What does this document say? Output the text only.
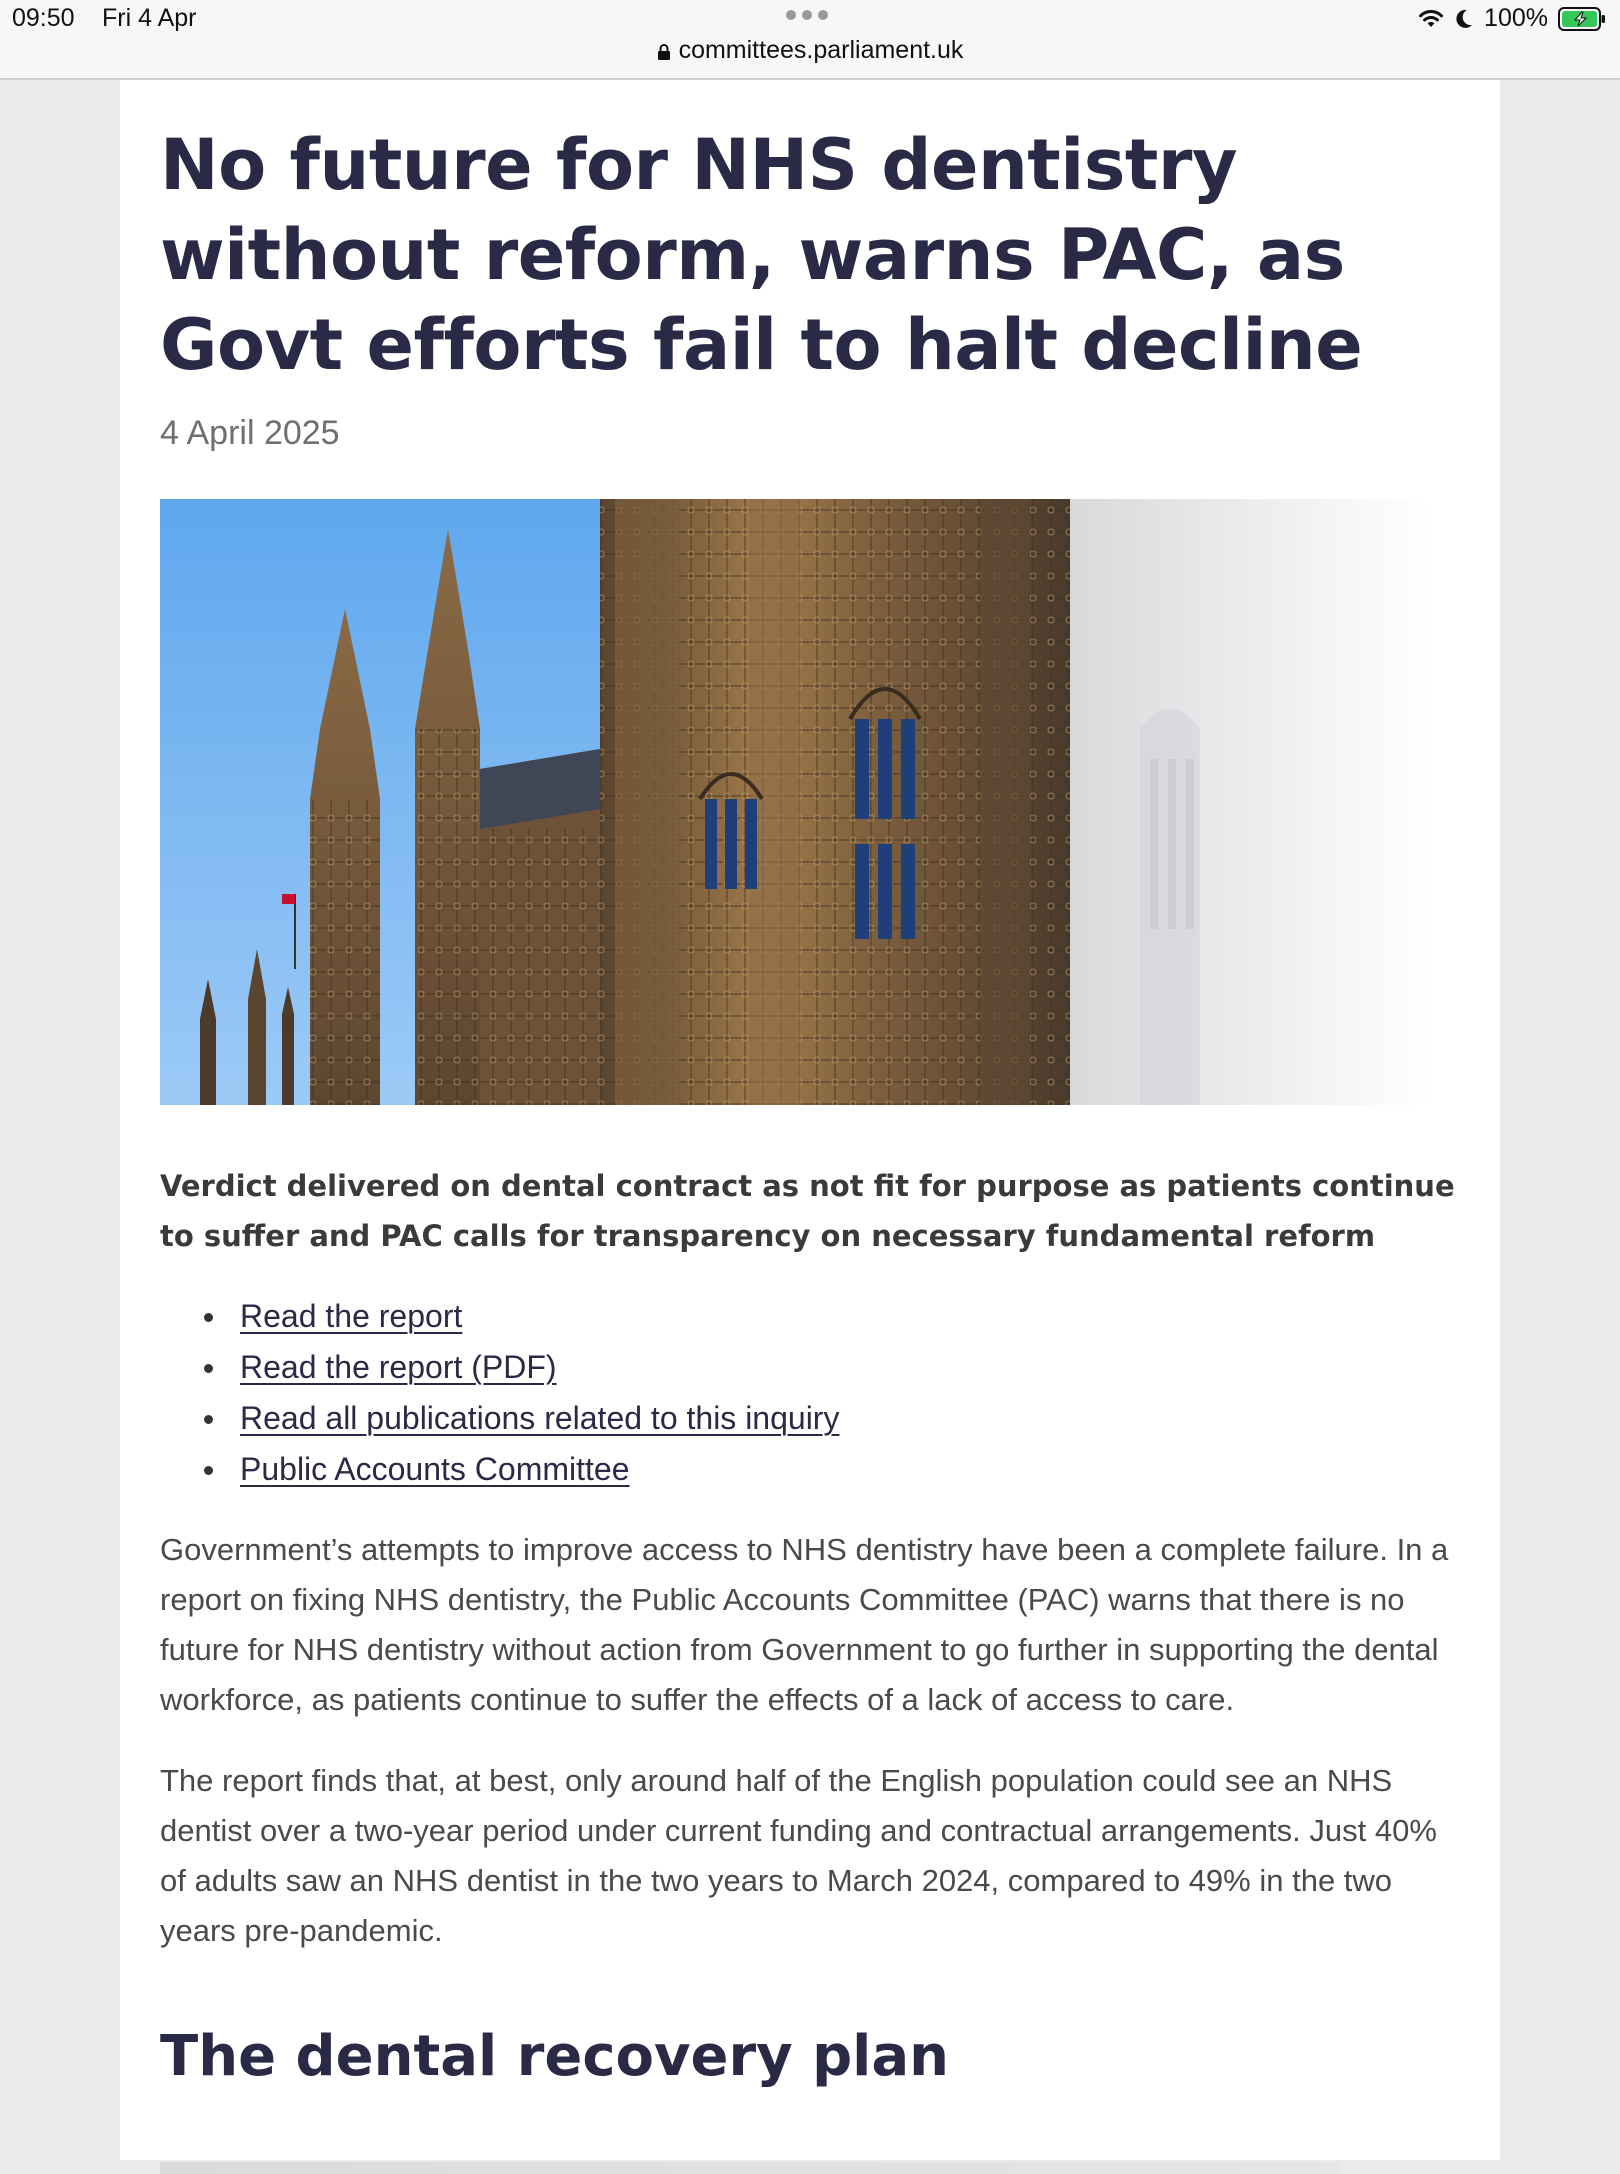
09:50 Fri 4 Apr	100%
committees.parliament.uk
No future for NHS dentistry without reform, warns PAC, as Govt efforts fail to halt decline
4 April 2025
Verdict delivered on dental contract as not fit for purpose as patients continue to suffer and PAC calls for transparency on necessary fundamental reform
Read the report
Read the report (PDF)
Read all publications related to this inquiry
Public Accounts Committee

Government’s attempts to improve access to NHS dentistry have been a complete failure. In a report on fixing NHS dentistry, the Public Accounts Committee (PAC) warns that there is no future for NHS dentistry without action from Government to go further in supporting the dental workforce, as patients continue to suffer the effects of a lack of access to care.

The report finds that, at best, only around half of the English population could see an NHS dentist over a two-year period under current funding and contractual arrangements. Just 40% of adults saw an NHS dentist in the two years to March 2024, compared to 49% in the two years pre-pandemic.

The dental recovery plan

--------------------------------

(Task details) In the records, which lines mention the word "Read"? Copy those lines.

(Solved exercise)
Read the report
Read the report (PDF)
Read all publications related to this inquiry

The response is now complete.